### Task details
In the entries below, how many lines hold the string "Pyrogenicity"? Answer with the number only.

(Records drawn from a dataset)
----------

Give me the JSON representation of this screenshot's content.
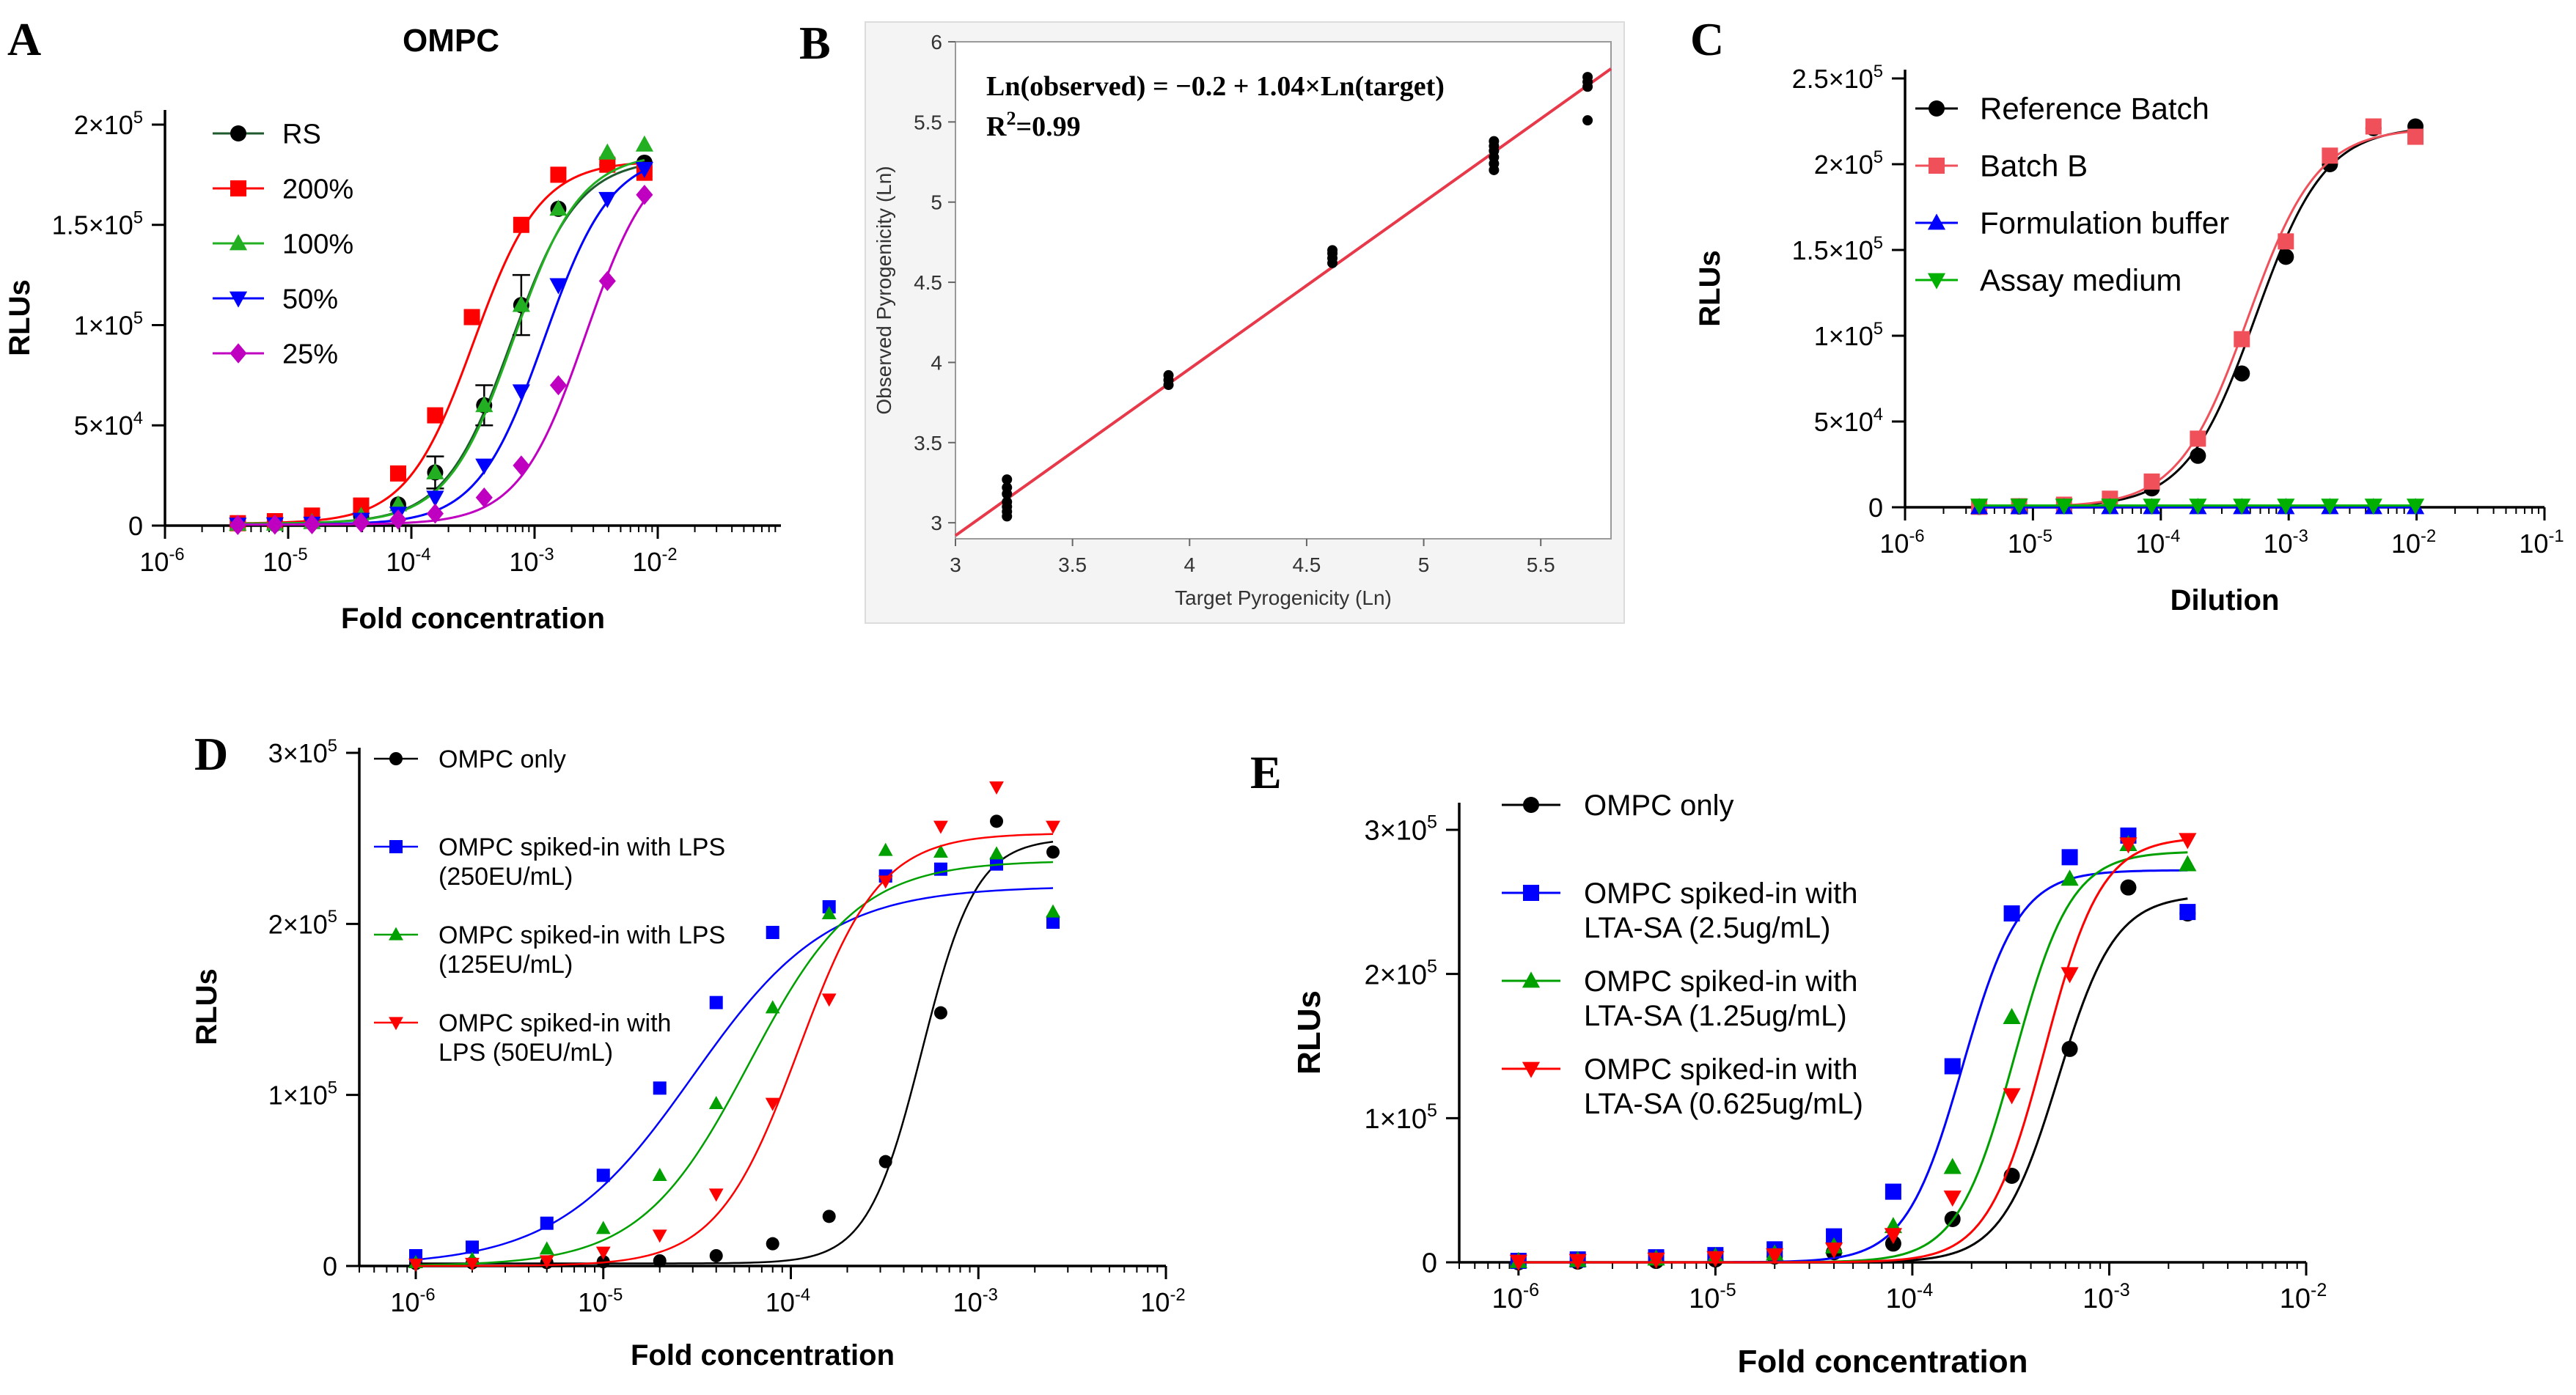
{
  "chart_data": [
    {
      "panel": "A",
      "type": "line",
      "title": "OMPC",
      "xlabel": "Fold concentration",
      "ylabel": "RLUs",
      "xscale": "log",
      "xlim": [
        1e-06,
        0.1
      ],
      "ylim": [
        0,
        200000
      ],
      "x_ticks": [
        "-6",
        "-5",
        "-4",
        "-3",
        "-2"
      ],
      "y_ticks": [
        {
          "value": 0,
          "mant": "0",
          "exp": ""
        },
        {
          "value": 50000,
          "mant": "5×10",
          "exp": "4"
        },
        {
          "value": 100000,
          "mant": "1×10",
          "exp": "5"
        },
        {
          "value": 150000,
          "mant": "1.5×10",
          "exp": "5"
        },
        {
          "value": 200000,
          "mant": "2×10",
          "exp": "5"
        }
      ],
      "legend_position": "top-left",
      "series": [
        {
          "name": "RS",
          "color": "#000000",
          "line": "#1f5a2e",
          "marker": "circle",
          "top": 183000,
          "bottom": 1000,
          "ec50": 0.00065,
          "hill": 1.6,
          "x": [
            3.9e-06,
            7.8e-06,
            1.56e-05,
            3.91e-05,
            7.81e-05,
            0.000156,
            0.00039,
            0.00078,
            0.00156,
            0.0039,
            0.0078
          ],
          "y": [
            800,
            900,
            1700,
            4800,
            10500,
            26500,
            60000,
            110000,
            158000,
            180000,
            181000
          ],
          "err": [
            0,
            0,
            0,
            0,
            0,
            8000,
            10000,
            15000,
            0,
            0,
            0
          ]
        },
        {
          "name": "200%",
          "color": "#ff0000",
          "line": "#ff0000",
          "marker": "square",
          "top": 182000,
          "bottom": 1000,
          "ec50": 0.00032,
          "hill": 1.6,
          "x": [
            3.9e-06,
            7.8e-06,
            1.56e-05,
            3.91e-05,
            7.81e-05,
            0.000156,
            0.00031,
            0.00078,
            0.00156,
            0.0039,
            0.0078
          ],
          "y": [
            1200,
            2200,
            5000,
            10000,
            26000,
            55000,
            104000,
            150000,
            175000,
            180000,
            176000
          ]
        },
        {
          "name": "100%",
          "color": "#22b022",
          "line": "#22b022",
          "marker": "triangle-up",
          "top": 186000,
          "bottom": 1000,
          "ec50": 0.00068,
          "hill": 1.6,
          "x": [
            3.9e-06,
            7.8e-06,
            1.56e-05,
            3.91e-05,
            7.81e-05,
            0.000156,
            0.00039,
            0.00078,
            0.00156,
            0.0039,
            0.0078
          ],
          "y": [
            800,
            900,
            1700,
            4800,
            10500,
            26500,
            60000,
            110000,
            158000,
            186000,
            190000
          ]
        },
        {
          "name": "50%",
          "color": "#0000ff",
          "line": "#0000ff",
          "marker": "triangle-down",
          "top": 186000,
          "bottom": 500,
          "ec50": 0.0012,
          "hill": 1.6,
          "x": [
            3.9e-06,
            7.8e-06,
            1.56e-05,
            3.91e-05,
            7.81e-05,
            0.000156,
            0.00039,
            0.00078,
            0.00156,
            0.0039,
            0.0078
          ],
          "y": [
            500,
            700,
            1000,
            3000,
            6000,
            14000,
            30000,
            67000,
            120000,
            163000,
            178000
          ]
        },
        {
          "name": "25%",
          "color": "#c000c0",
          "line": "#c000c0",
          "marker": "diamond",
          "top": 190000,
          "bottom": 500,
          "ec50": 0.0026,
          "hill": 1.6,
          "x": [
            3.9e-06,
            7.8e-06,
            1.56e-05,
            3.91e-05,
            7.81e-05,
            0.000156,
            0.00039,
            0.00078,
            0.00156,
            0.0039,
            0.0078
          ],
          "y": [
            300,
            500,
            700,
            1500,
            3000,
            6000,
            14000,
            30000,
            70000,
            122000,
            165000
          ]
        }
      ]
    },
    {
      "panel": "B",
      "type": "scatter",
      "xlabel": "Target Pyrogenicity (Ln)",
      "ylabel": "Observed Pyrogenicity (Ln)",
      "xlim": [
        3,
        5.8
      ],
      "ylim": [
        2.9,
        6
      ],
      "x_ticks": [
        "3",
        "3.5",
        "4",
        "4.5",
        "5",
        "5.5"
      ],
      "y_ticks": [
        "3",
        "3.5",
        "4",
        "4.5",
        "5",
        "5.5",
        "6"
      ],
      "equation": "Ln(observed) = −0.2 + 1.04×Ln(target)",
      "r2_label": "R",
      "r2_sup": "2",
      "r2_value": "=0.99",
      "fit": {
        "intercept": -0.2,
        "slope": 1.04,
        "color": "#e8394a"
      },
      "points": {
        "x": [
          3.22,
          3.22,
          3.22,
          3.22,
          3.22,
          3.22,
          3.22,
          3.91,
          3.91,
          3.91,
          4.61,
          4.61,
          4.61,
          4.61,
          5.3,
          5.3,
          5.3,
          5.3,
          5.3,
          5.3,
          5.7,
          5.7,
          5.7,
          5.7
        ],
        "y": [
          3.04,
          3.07,
          3.1,
          3.13,
          3.18,
          3.22,
          3.27,
          3.86,
          3.89,
          3.92,
          4.62,
          4.65,
          4.68,
          4.7,
          5.2,
          5.24,
          5.28,
          5.32,
          5.35,
          5.38,
          5.51,
          5.72,
          5.75,
          5.78
        ]
      }
    },
    {
      "panel": "C",
      "type": "line",
      "xlabel": "Dilution",
      "ylabel": "RLUs",
      "xscale": "log",
      "xlim": [
        1e-06,
        0.1
      ],
      "ylim": [
        0,
        250000
      ],
      "x_ticks": [
        "-6",
        "-5",
        "-4",
        "-3",
        "-2",
        "-1"
      ],
      "y_ticks": [
        {
          "value": 0,
          "mant": "0",
          "exp": ""
        },
        {
          "value": 50000,
          "mant": "5×10",
          "exp": "4"
        },
        {
          "value": 100000,
          "mant": "1×10",
          "exp": "5"
        },
        {
          "value": 150000,
          "mant": "1.5×10",
          "exp": "5"
        },
        {
          "value": 200000,
          "mant": "2×10",
          "exp": "5"
        },
        {
          "value": 250000,
          "mant": "2.5×10",
          "exp": "5"
        }
      ],
      "legend_position": "top-left",
      "series": [
        {
          "name": "Reference Batch",
          "color": "#000000",
          "line": "#000000",
          "marker": "circle",
          "top": 222000,
          "bottom": 0,
          "ec50": 0.00055,
          "hill": 1.6,
          "x": [
            3.8e-06,
            7.8e-06,
            1.75e-05,
            4e-05,
            8.5e-05,
            0.000195,
            0.00043,
            0.00095,
            0.0021,
            0.0046,
            0.0098
          ],
          "y": [
            200,
            400,
            1000,
            3500,
            11000,
            30000,
            78000,
            146000,
            200000,
            221000,
            222000
          ]
        },
        {
          "name": "Batch B",
          "color": "#f0505a",
          "line": "#f0505a",
          "marker": "square",
          "top": 221000,
          "bottom": 0,
          "ec50": 0.00048,
          "hill": 1.6,
          "x": [
            3.8e-06,
            7.8e-06,
            1.75e-05,
            4e-05,
            8.5e-05,
            0.000195,
            0.00043,
            0.00095,
            0.0021,
            0.0046,
            0.0098
          ],
          "y": [
            300,
            600,
            1500,
            5000,
            15000,
            40000,
            98000,
            155000,
            205000,
            222000,
            216000
          ]
        },
        {
          "name": "Formulation buffer",
          "color": "#0000ff",
          "line": "#0000ff",
          "marker": "triangle-up",
          "x": [
            3.8e-06,
            7.8e-06,
            1.75e-05,
            4e-05,
            8.5e-05,
            0.000195,
            0.00043,
            0.00095,
            0.0021,
            0.0046,
            0.0098
          ],
          "y": [
            0,
            0,
            0,
            0,
            0,
            0,
            0,
            0,
            0,
            0,
            0
          ]
        },
        {
          "name": "Assay medium",
          "color": "#00b000",
          "line": "#00b000",
          "marker": "triangle-down",
          "x": [
            3.8e-06,
            7.8e-06,
            1.75e-05,
            4e-05,
            8.5e-05,
            0.000195,
            0.00043,
            0.00095,
            0.0021,
            0.0046,
            0.0098
          ],
          "y": [
            1000,
            1000,
            1000,
            1000,
            1000,
            1000,
            1000,
            1000,
            1000,
            1000,
            1000
          ]
        }
      ]
    },
    {
      "panel": "D",
      "type": "line",
      "xlabel": "Fold concentration",
      "ylabel": "RLUs",
      "xscale": "log",
      "xlim": [
        5e-07,
        0.01
      ],
      "ylim": [
        0,
        300000
      ],
      "x_ticks": [
        "-6",
        "-5",
        "-4",
        "-3",
        "-2"
      ],
      "y_ticks": [
        {
          "value": 0,
          "mant": "0",
          "exp": ""
        },
        {
          "value": 100000,
          "mant": "1×10",
          "exp": "5"
        },
        {
          "value": 200000,
          "mant": "2×10",
          "exp": "5"
        },
        {
          "value": 300000,
          "mant": "3×10",
          "exp": "5"
        }
      ],
      "legend_position": "top-left",
      "series": [
        {
          "name": "OMPC only",
          "name2": "",
          "color": "#000000",
          "line": "#000000",
          "marker": "circle",
          "top": 250000,
          "bottom": 1500,
          "ec50": 0.0005,
          "hill": 3.0,
          "x": [
            1e-06,
            2e-06,
            5e-06,
            1e-05,
            2e-05,
            4e-05,
            8e-05,
            0.00016,
            0.00032,
            0.00063,
            0.00125,
            0.0025
          ],
          "y": [
            1500,
            1800,
            2000,
            2500,
            3000,
            6000,
            13000,
            29000,
            61000,
            148000,
            260000,
            242000
          ]
        },
        {
          "name": "OMPC spiked-in with LPS",
          "name2": "(250EU/mL)",
          "color": "#0000ff",
          "line": "#0000ff",
          "marker": "square",
          "top": 222000,
          "bottom": 0,
          "ec50": 3e-05,
          "hill": 1.2,
          "x": [
            1e-06,
            2e-06,
            5e-06,
            1e-05,
            2e-05,
            4e-05,
            8e-05,
            0.00016,
            0.00032,
            0.00063,
            0.00125,
            0.0025
          ],
          "y": [
            6000,
            11000,
            25000,
            53000,
            104000,
            154000,
            195000,
            210000,
            228000,
            232000,
            235000,
            201000
          ]
        },
        {
          "name": "OMPC spiked-in with LPS",
          "name2": "(125EU/mL)",
          "color": "#00a000",
          "line": "#00a000",
          "marker": "triangle-up",
          "top": 237000,
          "bottom": 0,
          "ec50": 6e-05,
          "hill": 1.5,
          "x": [
            1e-06,
            2e-06,
            5e-06,
            1e-05,
            2e-05,
            4e-05,
            8e-05,
            0.00016,
            0.00032,
            0.00063,
            0.00125,
            0.0025
          ],
          "y": [
            2000,
            4000,
            10000,
            22000,
            53000,
            95000,
            151000,
            206000,
            243000,
            242000,
            241000,
            207000
          ]
        },
        {
          "name": "OMPC spiked-in with",
          "name2": "LPS (50EU/mL)",
          "color": "#ff0000",
          "line": "#ff0000",
          "marker": "triangle-down",
          "top": 253000,
          "bottom": 0,
          "ec50": 0.00011,
          "hill": 2.0,
          "x": [
            1e-06,
            2e-06,
            5e-06,
            1e-05,
            2e-05,
            4e-05,
            8e-05,
            0.00016,
            0.00032,
            0.00063,
            0.00125,
            0.0025
          ],
          "y": [
            1000,
            1500,
            3000,
            8000,
            18000,
            42000,
            95000,
            156000,
            225000,
            257000,
            280000,
            257000
          ]
        }
      ]
    },
    {
      "panel": "E",
      "type": "line",
      "xlabel": "Fold concentration",
      "ylabel": "RLUs",
      "xscale": "log",
      "xlim": [
        5e-07,
        0.01
      ],
      "ylim": [
        0,
        300000
      ],
      "x_ticks": [
        "-6",
        "-5",
        "-4",
        "-3",
        "-2"
      ],
      "y_ticks": [
        {
          "value": 0,
          "mant": "0",
          "exp": ""
        },
        {
          "value": 100000,
          "mant": "1×10",
          "exp": "5"
        },
        {
          "value": 200000,
          "mant": "2×10",
          "exp": "5"
        },
        {
          "value": 300000,
          "mant": "3×10",
          "exp": "5"
        }
      ],
      "legend_position": "top-left",
      "series": [
        {
          "name": "OMPC only",
          "name2": "",
          "color": "#000000",
          "line": "#000000",
          "marker": "circle",
          "top": 255000,
          "bottom": 0,
          "ec50": 0.00055,
          "hill": 3.0,
          "x": [
            1e-06,
            2e-06,
            5e-06,
            1e-05,
            2e-05,
            4e-05,
            8e-05,
            0.00016,
            0.00032,
            0.00063,
            0.00125,
            0.0025
          ],
          "y": [
            0,
            500,
            1000,
            2000,
            4000,
            7000,
            13000,
            30000,
            60000,
            148000,
            260000,
            242000
          ]
        },
        {
          "name": "OMPC spiked-in with",
          "name2": "LTA-SA (2.5ug/mL)",
          "color": "#0000ff",
          "line": "#0000ff",
          "marker": "square",
          "top": 272000,
          "bottom": 0,
          "ec50": 0.00018,
          "hill": 3.0,
          "x": [
            1e-06,
            2e-06,
            5e-06,
            1e-05,
            2e-05,
            4e-05,
            8e-05,
            0.00016,
            0.00032,
            0.00063,
            0.00125,
            0.0025
          ],
          "y": [
            1000,
            2000,
            3500,
            5000,
            9000,
            18000,
            49000,
            136000,
            242000,
            281000,
            296000,
            243000
          ]
        },
        {
          "name": "OMPC spiked-in with",
          "name2": "LTA-SA (1.25ug/mL)",
          "color": "#00a000",
          "line": "#00a000",
          "marker": "triangle-up",
          "top": 285000,
          "bottom": 0,
          "ec50": 0.00033,
          "hill": 3.0,
          "x": [
            1e-06,
            2e-06,
            5e-06,
            1e-05,
            2e-05,
            4e-05,
            8e-05,
            0.00016,
            0.00032,
            0.00063,
            0.00125,
            0.0025
          ],
          "y": [
            800,
            1500,
            2500,
            4000,
            6000,
            11000,
            25000,
            66000,
            170000,
            266000,
            290000,
            276000
          ]
        },
        {
          "name": "OMPC spiked-in with",
          "name2": "LTA-SA (0.625ug/mL)",
          "color": "#ff0000",
          "line": "#ff0000",
          "marker": "triangle-down",
          "top": 295000,
          "bottom": 0,
          "ec50": 0.00047,
          "hill": 3.0,
          "x": [
            1e-06,
            2e-06,
            5e-06,
            1e-05,
            2e-05,
            4e-05,
            8e-05,
            0.00016,
            0.00032,
            0.00063,
            0.00125,
            0.0025
          ],
          "y": [
            500,
            1000,
            2000,
            3000,
            5000,
            9000,
            19000,
            45000,
            116000,
            200000,
            290000,
            293000
          ]
        }
      ]
    }
  ],
  "panel_labels": {
    "A": "A",
    "B": "B",
    "C": "C",
    "D": "D",
    "E": "E"
  },
  "axis_base": "10"
}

----------

### Worked solution
2